(Document page image records)
---
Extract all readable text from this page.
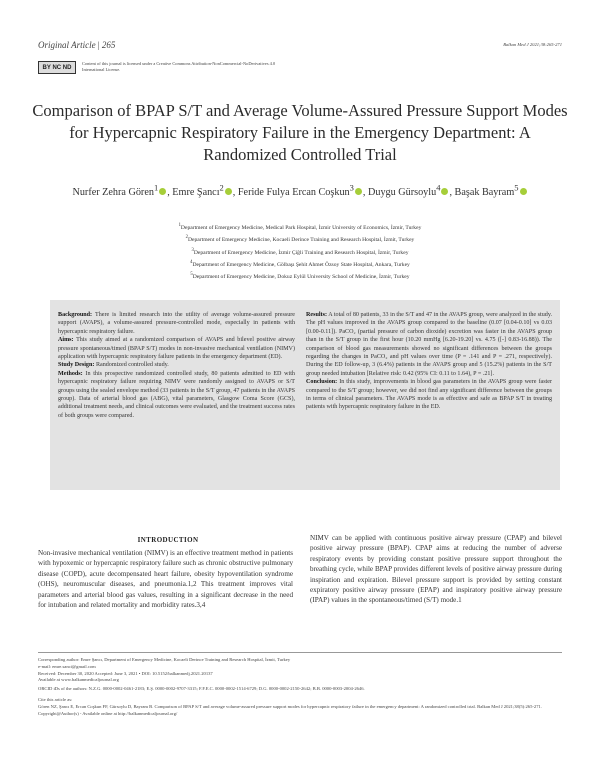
Original Article | 265	Balkan Med J 2021;38:265-271
BY NC ND
Content of this journal is licensed under a Creative Commons Attribution-NonCommercial-NoDerivatives 4.0 International License.
Comparison of BPAP S/T and Average Volume-Assured Pressure Support Modes for Hypercapnic Respiratory Failure in the Emergency Department: A Randomized Controlled Trial
Nurfer Zehra Gören$^1$ , Emre Şancı$^2$ , Feride Fulya Ercan Coşkun$^3$ , Duygu Gürsoylu$^4$ , Başak Bayram$^5$
$^1$Department of Emergency Medicine, Medical Park Hospital, İzmir University of Economics, İzmir, Turkey
$^2$Department of Emergency Medicine, Kocaeli Derince Training and Research Hospital, İzmit, Turkey
$^3$Department of Emergency Medicine, İzmir Çiğli Training and Research Hospital, İzmir, Turkey
$^4$Department of Emergency Medicine, Gölbaşı Şehit Ahmet Özsoy State Hospital, Ankara, Turkey
$^5$Department of Emergency Medicine, Dokuz Eylül University School of Medicine, İzmir, Turkey

Background: There is limited research into the utility of average volume-assured pressure support (AVAPS), a volume-assured pressure-controlled mode, especially in patients with hypercapnic respiratory failure.

Aims: This study aimed at a randomized comparison of AVAPS and bilevel positive airway pressure spontaneous/timed (BPAP S/T) modes in non-invasive mechanical ventilation (NIMV) application with hypercapnic respiratory failure patients in the emergency department (ED).

Study Design: Randomized controlled study.

Methods: In this prospective randomized controlled study, 80 patients admitted to ED with hypercapnic respiratory failure requiring NIMV were randomly assigned to AVAPS or S/T groups using the sealed envelope method (33 patients in the S/T group, 47 patients in the AVAPS group). Data of arterial blood gas (ABG), vital parameters, Glasgow Coma Score (GCS), additional treatment needs, and clinical outcomes were evaluated, and the treatment success rates of both groups were compared.

Results: A total of 80 patients, 33 in the S/T and 47 in the AVAPS group, were analyzed in the study. The pH values improved in the AVAPS group compared to the baseline (0.07 [0.04-0.10] vs 0.03 [0.00-0.11]). PaCO₂ (partial pressure of carbon dioxide) excretion was faster in the AVAPS group than in the S/T group in the first hour (10.20 mmHg [6.20-19.20] vs. 4.75 ([-] 0.83-16.88)). The comparison of blood gas measurements showed no significant differences between the groups regarding the changes in PaCO₂ and pH values over time (P = .141 and P = .271, respectively). During the ED follow-up, 3 (6.4%) patients in the AVAPS group and 5 (15.2%) patients in the S/T group needed intubation [Relative risk: 0.42 (95% CI: 0.11 to 1.64), P = .21].

Conclusion: In this study, improvements in blood gas parameters in the AVAPS group were faster compared to the S/T group; however, we did not find any significant difference between the groups in terms of clinical parameters. The AVAPS mode is as effective and safe as BPAP S/T in treating patients with hypercapnic respiratory failure in the ED.

INTRODUCTION

Non-invasive mechanical ventilation (NIMV) is an effective treatment method in patients with hypoxemic or hypercapnic respiratory failure such as chronic obstructive pulmonary disease (COPD), acute decompensated heart failure, obesity hypoventilation syndrome (OHS), neuromuscular diseases, and pneumonia.1,2 This treatment improves vital parameters and arterial blood gas values, resulting in a significant decrease in the need for intubation and related mortality and morbidity rates.3,4

NIMV can be applied with continuous positive airway pressure (CPAP) and bilevel positive airway pressure (BPAP). CPAP aims at reducing the number of adverse respiratory events by providing constant positive pressure support throughout the breathing cycle, while BPAP provides different levels of positive airway pressure during inspiration and expiration. Bilevel pressure support is provided by setting constant expiratory positive airway pressure (EPAP) and inspiratory positive airway pressure (IPAP) values in the spontaneous/timed (S/T) mode.1

Corresponding author: Emre Şancı, Department of Emergency Medicine, Kocaeli Derince Training and Research Hospital, İzmit, Turkey
e-mail: emre.sanci@gmail.com
Received: December 30, 2020 Accepted: June 3, 2021 • DOI: 10.5152/balkanmedj.2021.20137
Available at www.balkanmedicaljournal.org
ORCID iDs of the authors: N.Z.G. 0000-0002-0461-2183; E.Ş. 0000-0002-9707-3315; F.F.E.C. 0000-0002-1514-6729; D.G. 0000-0002-2150-2642; B.B. 0000-0003-2004-2646.
Cite this article as:
Gören NZ, Şancı E, Ercan Coşkun FF, Gürsoylu D, Bayram B. Comparison of BPAP S/T and average volume-assured pressure support modes for hypercapnic respiratory failure in the emergency department: A randomized controlled trial. Balkan Med J 2021;38(5):265-271.
Copyright@Author(s) - Available online at http://balkanmedicaljournal.org/
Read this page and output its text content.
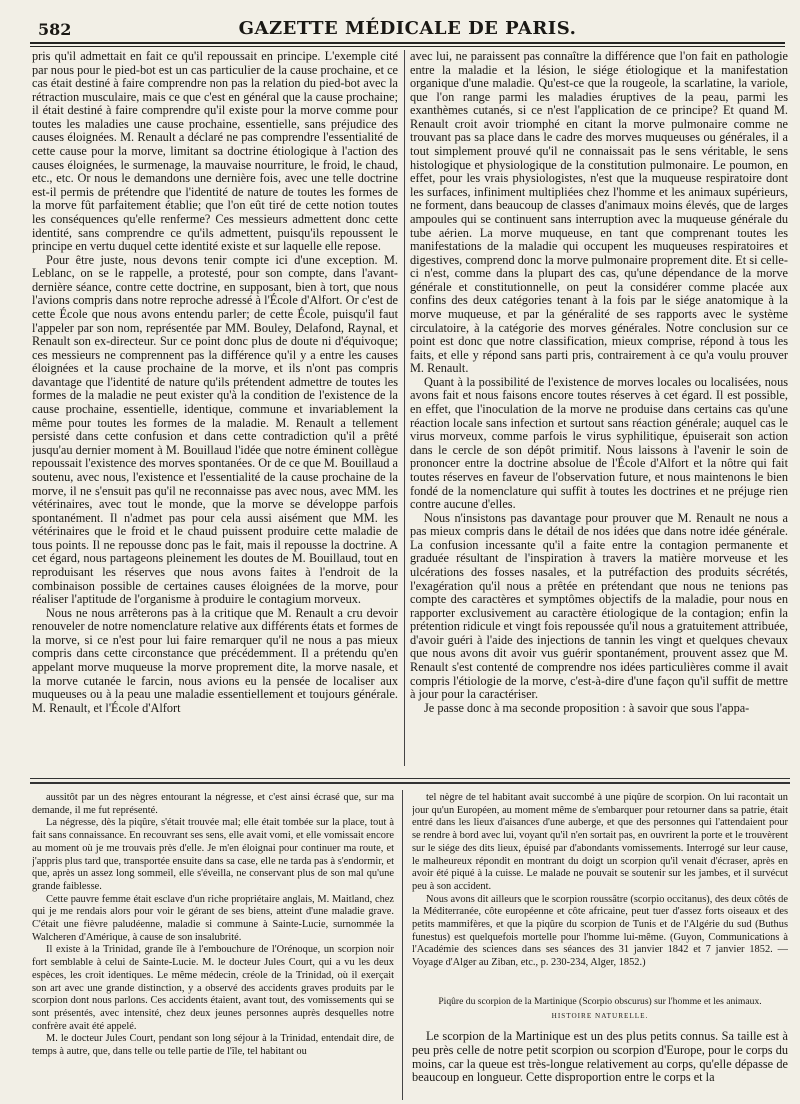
582	GAZETTE MÉDICALE DE PARIS.

pris qu'il admettait en fait ce qu'il repoussait en principe. L'exemple cité par nous pour le pied-bot est un cas particulier de la cause prochaine, et ce cas était destiné à faire comprendre non pas la relation du pied-bot avec la rétraction musculaire, mais ce que c'est en général que la cause prochaine; il était destiné à faire comprendre qu'il existe pour la morve comme pour toutes les maladies une cause prochaine, essentielle, sans préjudice des causes éloignées. M. Renault a déclaré ne pas comprendre l'essentialité de cette cause pour la morve, limitant sa doctrine étiologique à l'action des causes éloignées, le surmenage, la mauvaise nourriture, le froid, le chaud, etc., etc. Or nous le demandons une dernière fois, avec une telle doctrine est-il permis de prétendre que l'identité de nature de toutes les formes de la morve fût parfaitement établie; que l'on eût tiré de cette notion toutes les conséquences qu'elle renferme? Ces messieurs admettent donc cette identité, sans comprendre ce qu'ils admettent, puisqu'ils repoussent le principe en vertu duquel cette identité existe et sur laquelle elle repose.

Pour être juste, nous devons tenir compte ici d'une exception. M. Leblanc, on se le rappelle, a protesté, pour son compte, dans l'avant-dernière séance, contre cette doctrine, en supposant, bien à tort, que nous l'avions compris dans notre reproche adressé à l'École d'Alfort. Or c'est de cette École que nous avons entendu parler; de cette École, puisqu'il faut l'appeler par son nom, représentée par MM. Bouley, Delafond, Raynal, et Renault son ex-directeur. Sur ce point donc plus de doute ni d'équivoque; ces messieurs ne comprennent pas la différence qu'il y a entre les causes éloignées et la cause prochaine de la morve, et ils n'ont pas compris davantage que l'identité de nature qu'ils prétendent admettre de toutes les formes de la maladie ne peut exister qu'à la condition de l'existence de la cause prochaine, essentielle, identique, commune et invariablement la même pour toutes les formes de la maladie. M. Renault a tellement persisté dans cette confusion et dans cette contradiction qu'il a prêté jusqu'au dernier moment à M. Bouillaud l'idée que notre éminent collègue repoussait l'existence des morves spontanées. Or de ce que M. Bouillaud a soutenu, avec nous, l'existence et l'essentialité de la cause prochaine de la morve, il ne s'ensuit pas qu'il ne reconnaisse pas avec nous, avec MM. les vétérinaires, avec tout le monde, que la morve se développe parfois spontanément. Il n'admet pas pour cela aussi aisément que MM. les vétérinaires que le froid et le chaud puissent produire cette maladie de tous points. Il ne repousse donc pas le fait, mais il repousse la doctrine. A cet égard, nous partageons pleinement les doutes de M. Bouillaud, tout en reproduisant les réserves que nous avons faites à l'endroit de la combinaison possible de certaines causes éloignées de la morve, pour réaliser l'aptitude de l'organisme à produire le contagium morveux.

Nous ne nous arrêterons pas à la critique que M. Renault a cru devoir renouveler de notre nomenclature relative aux différents états et formes de la morve, si ce n'est pour lui faire remarquer qu'il ne nous a pas mieux compris dans cette circonstance que précédemment. Il a prétendu qu'en appelant morve muqueuse la morve proprement dite, la morve nasale, et la morve cutanée le farcin, nous avions eu la pensée de localiser aux muqueuses ou à la peau une maladie essentiellement et toujours générale. M. Renault, et l'École d'Alfort

avec lui, ne paraissent pas connaître la différence que l'on fait en pathologie entre la maladie et la lésion, le siége étiologique et la manifestation organique d'une maladie. Qu'est-ce que la rougeole, la scarlatine, la variole, que l'on range parmi les maladies éruptives de la peau, parmi les exanthèmes cutanés, si ce n'est l'application de ce principe? Et quand M. Renault croit avoir triomphé en citant la morve pulmonaire comme ne trouvant pas sa place dans le cadre des morves muqueuses ou générales, il a tout simplement prouvé qu'il ne connaissait pas le sens véritable, le sens histologique et physiologique de la constitution pulmonaire. Le poumon, en effet, pour les vrais physiologistes, n'est que la muqueuse respiratoire dont les surfaces, infiniment multipliées chez l'homme et les animaux supérieurs, ne forment, dans beaucoup de classes d'animaux moins élevés, que de larges ampoules qui se continuent sans interruption avec la muqueuse générale du tube aérien. La morve muqueuse, en tant que comprenant toutes les manifestations de la maladie qui occupent les muqueuses respiratoires et digestives, comprend donc la morve pulmonaire proprement dite. Et si celle-ci n'est, comme dans la plupart des cas, qu'une dépendance de la morve générale et constitutionnelle, on peut la considérer comme placée aux confins des deux catégories tenant à la fois par le siége anatomique à la morve muqueuse, et par la généralité de ses rapports avec le système circulatoire, à la catégorie des morves générales. Notre conclusion sur ce point est donc que notre classification, mieux comprise, répond à tous les faits, et elle y répond sans parti pris, contrairement à ce qu'a voulu prouver M. Renault.

Quant à la possibilité de l'existence de morves locales ou localisées, nous avons fait et nous faisons encore toutes réserves à cet égard. Il est possible, en effet, que l'inoculation de la morve ne produise dans certains cas qu'une réaction locale sans infection et surtout sans réaction générale; auquel cas le virus morveux, comme parfois le virus syphilitique, épuiserait son action dans le cercle de son dépôt primitif. Nous laissons à l'avenir le soin de prononcer entre la doctrine absolue de l'École d'Alfort et la nôtre qui fait toutes réserves en faveur de l'observation future, et nous maintenons le bien fondé de la nomenclature qui suffit à toutes les doctrines et ne préjuge rien contre aucune d'elles.

Nous n'insistons pas davantage pour prouver que M. Renault ne nous a pas mieux compris dans le détail de nos idées que dans notre idée générale. La confusion incessante qu'il a faite entre la contagion permanente et graduée résultant de l'inspiration à travers la matière morveuse et les ulcérations des fosses nasales, et la putréfaction des produits sécrétés, l'exagération qu'il nous a prêtée en prétendant que nous ne tenions pas compte des caractères et symptômes objectifs de la maladie, pour nous en rapporter exclusivement au caractère étiologique de la contagion; enfin la prétention ridicule et vingt fois repoussée qu'il nous a gratuitement attribuée, d'avoir guéri à l'aide des injections de tannin les vingt et quelques chevaux que nous avons dit avoir vus guérir spontanément, prouvent assez que M. Renault s'est contenté de comprendre nos idées particulières comme il avait compris l'étiologie de la morve, c'est-à-dire d'une façon qu'il suffit de mettre à jour pour la caractériser.

Je passe donc à ma seconde proposition : à savoir que sous l'appa-

aussitôt par un des nègres entourant la négresse, et c'est ainsi écrasé que, sur ma demande, il me fut représenté.

La négresse, dès la piqûre, s'était trouvée mal; elle était tombée sur la place, tout à fait sans connaissance. En recouvrant ses sens, elle avait vomi, et elle vomissait encore au moment où je me trouvais près d'elle. Je m'en éloignai pour continuer ma route, et j'appris plus tard que, transportée ensuite dans sa case, elle ne tarda pas à s'endormir, et que, après un assez long sommeil, elle s'éveilla, ne conservant plus de son mal qu'une grande faiblesse.

Cette pauvre femme était esclave d'un riche propriétaire anglais, M. Maitland, chez qui je me rendais alors pour voir le gérant de ses biens, atteint d'une maladie grave. C'était une fièvre paludéenne, maladie si commune à Sainte-Lucie, surnommée la Walcheren d'Amérique, à cause de son insalubrité.

Il existe à la Trinidad, grande île à l'embouchure de l'Orénoque, un scorpion noir fort semblable à celui de Sainte-Lucie. M. le docteur Jules Court, qui a vu les deux espèces, les croit identiques. Le même médecin, créole de la Trinidad, où il exerçait son art avec une grande distinction, y a observé des accidents graves produits par le scorpion dont nous parlons. Ces accidents étaient, avant tout, des vomissements qui se sont présentés, avec intensité, chez deux jeunes personnes auprès desquelles notre confrère avait été appelé.

M. le docteur Jules Court, pendant son long séjour à la Trinidad, entendait dire, de temps à autre, que, dans telle ou telle partie de l'île, tel habitant ou

tel nègre de tel habitant avait succombé à une piqûre de scorpion. On lui racontait un jour qu'un Européen, au moment même de s'embarquer pour retourner dans sa patrie, était entré dans les lieux d'aisances d'une auberge, et que des personnes qui l'attendaient pour se rendre à bord avec lui, voyant qu'il n'en sortait pas, en ouvrirent la porte et le trouvèrent sur le siége des dits lieux, épuisé par d'abondants vomissements. Interrogé sur leur cause, le malheureux répondit en montrant du doigt un scorpion qu'il venait d'écraser, après en avoir été piqué à la cuisse. Le malade ne pouvait se soutenir sur les jambes, et il survécut peu à son accident.

Nous avons dit ailleurs que le scorpion roussâtre (scorpio occitanus), des deux côtés de la Méditerranée, côte européenne et côte africaine, peut tuer d'assez forts oiseaux et des petits mammifères, et que la piqûre du scorpion de Tunis et de l'Algérie du sud (Buthus funestus) est quelquefois mortelle pour l'homme lui-même. (Guyon, Communications à l'Académie des sciences dans ses séances des 31 janvier 1842 et 7 janvier 1852. — Voyage d'Alger au Ziban, etc., p. 230-234, Alger, 1852.)

Piqûre du scorpion de la Martinique (Scorpio obscurus) sur l'homme et les animaux.
HISTOIRE NATURELLE.

Le scorpion de la Martinique est un des plus petits connus. Sa taille est à peu près celle de notre petit scorpion ou scorpion d'Europe, pour le corps du moins, car la queue est très-longue relativement au corps, qu'elle dépasse de beaucoup en longueur. Cette disproportion entre le corps et la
---
◆ WHAT YOU NEED TO DO ◆
Each line above where the word "positive" occurs should be returned in full.

◆ TASK SOLUTION ◆
Aims: This study aimed at a randomized comparison of AVAPS and bilevel positive airway pressure spontaneous/timed (BPAP S/T) modes in non-invasive mechanical ventilation (NIMV) application with hypercapnic respiratory failure patients in the emergency department (ED).
NIMV can be applied with continuous positive airway pressure (CPAP) and bilevel positive airway pressure (BPAP). CPAP aims at reducing the number of adverse respiratory events by providing constant positive pressure support throughout the breathing cycle, while BPAP provides different levels of positive airway pressure during inspiration and expiration. Bilevel pressure support is provided by setting constant expiratory positive airway pressure (EPAP) and inspiratory positive airway pressure (IPAP) values in the spontaneous/timed (S/T) mode.1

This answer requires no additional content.